Find each line with the word "What" and copy it.

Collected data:
§
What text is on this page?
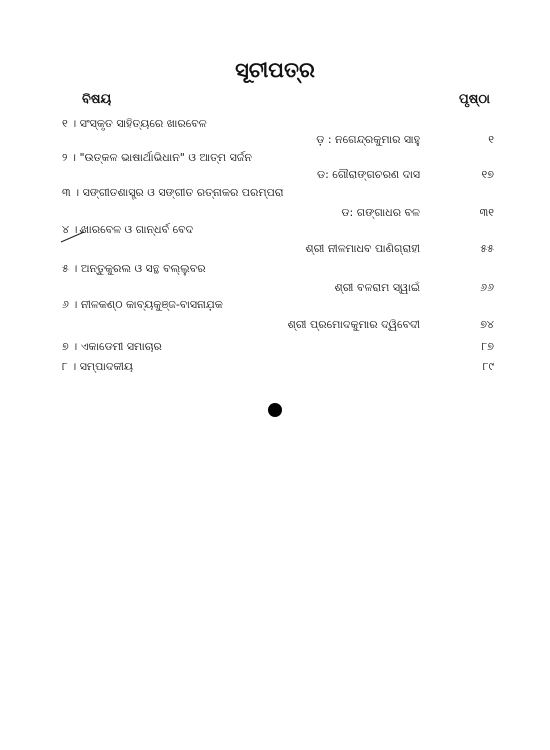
ସୂଚୀପତ୍ର
ବିଷୟ	ପୃଷ୍ଠା
୧ । ସଂସ୍କୃତ ସାହିତ୍ୟରେ ଖାରବେଳ
ଡ଼ : ନଗେନ୍ଦ୍ରକୁମାର ସାହୁ	୧
୨ । "ଉତ୍କଳ ଭାଷାର୍ଥାଭିଧାନ" ଓ ଆତ୍ମ ସର୍ଜନ
ଡ: ଗୌରାଙ୍ଗଚରଣ ଦାସ	୧୭
୩ । ସଙ୍ଗୀତଶାସ୍ତ୍ର ଓ ସଙ୍ଗୀତ ରତ୍ନାକର ପରମ୍ପରା
ଡ: ଗଙ୍ଗାଧର ବଳ	୩୧
୪ । ଖାରବେଳ ଓ ଗାନ୍ଧର୍ବ ବେଦ
ଶ୍ରୀ ନୀଳମାଧବ ପାଣିଗ୍ରାହୀ	୫୫
୫ । ଅନ୍ତୁକୁରଲ ଓ ସନ୍ଥ ବଲ୍ଲୁବର
ଶ୍ରୀ ବଳରାମ ସ୍ୱାଇଁ	୬୬
୬ । ନୀଳକଣ୍ଠ କାବ୍ୟକୁଞ୍ଜ-ବାସନାଯ଼କ
ଶ୍ରୀ ପ୍ରମୋଦକୁମାର ଦ୍ୱିବେଦୀ	୭୪
୭ । ଏକାଡେମୀ ସମାଚାର	୮୭
୮ । ସମ୍ପାଦକୀୟ	୮୯
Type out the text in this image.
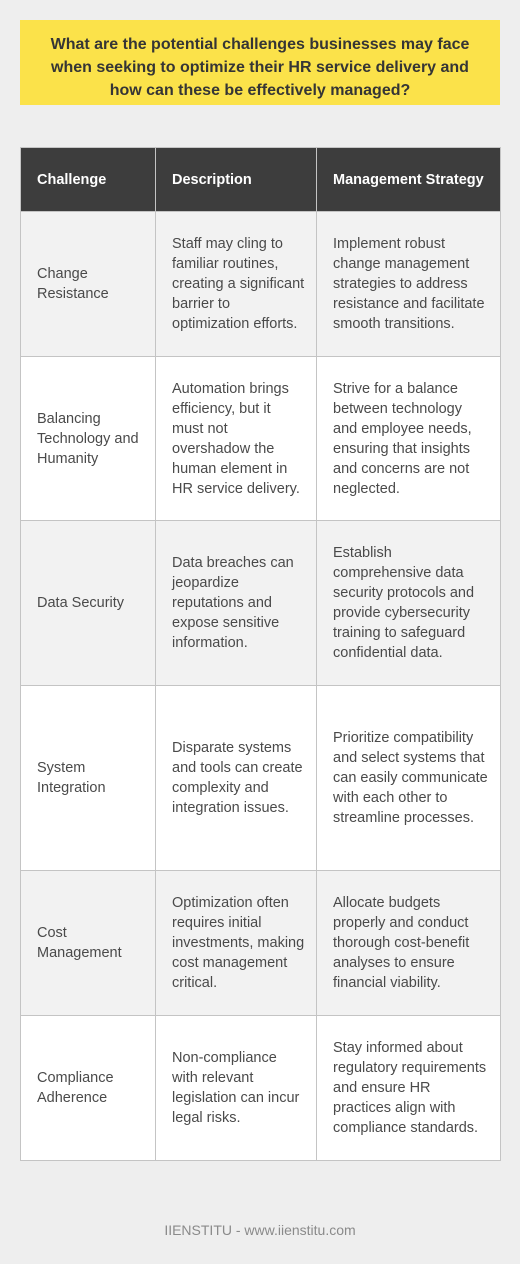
What are the potential challenges businesses may face when seeking to optimize their HR service delivery and how can these be effectively managed?
Challenge	Description	Management Strategy
Change Resistance	Staff may cling to familiar routines, creating a significant barrier to optimization efforts.	Implement robust change management strategies to address resistance and facilitate smooth transitions.
Balancing Technology and Humanity	Automation brings efficiency, but it must not overshadow the human element in HR service delivery.	Strive for a balance between technology and employee needs, ensuring that insights and concerns are not neglected.
Data Security	Data breaches can jeopardize reputations and expose sensitive information.	Establish comprehensive data security protocols and provide cybersecurity training to safeguard confidential data.
System Integration	Disparate systems and tools can create complexity and integration issues.	Prioritize compatibility and select systems that can easily communicate with each other to streamline processes.
Cost Management	Optimization often requires initial investments, making cost management critical.	Allocate budgets properly and conduct thorough cost-benefit analyses to ensure financial viability.
Compliance Adherence	Non-compliance with relevant legislation can incur legal risks.	Stay informed about regulatory requirements and ensure HR practices align with compliance standards.
IIENSTITU - www.iienstitu.com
§
Task output:
What text is on this page?
What are the potential challenges businesses may face when seeking to optimize their HR service delivery and how can these be effectively managed?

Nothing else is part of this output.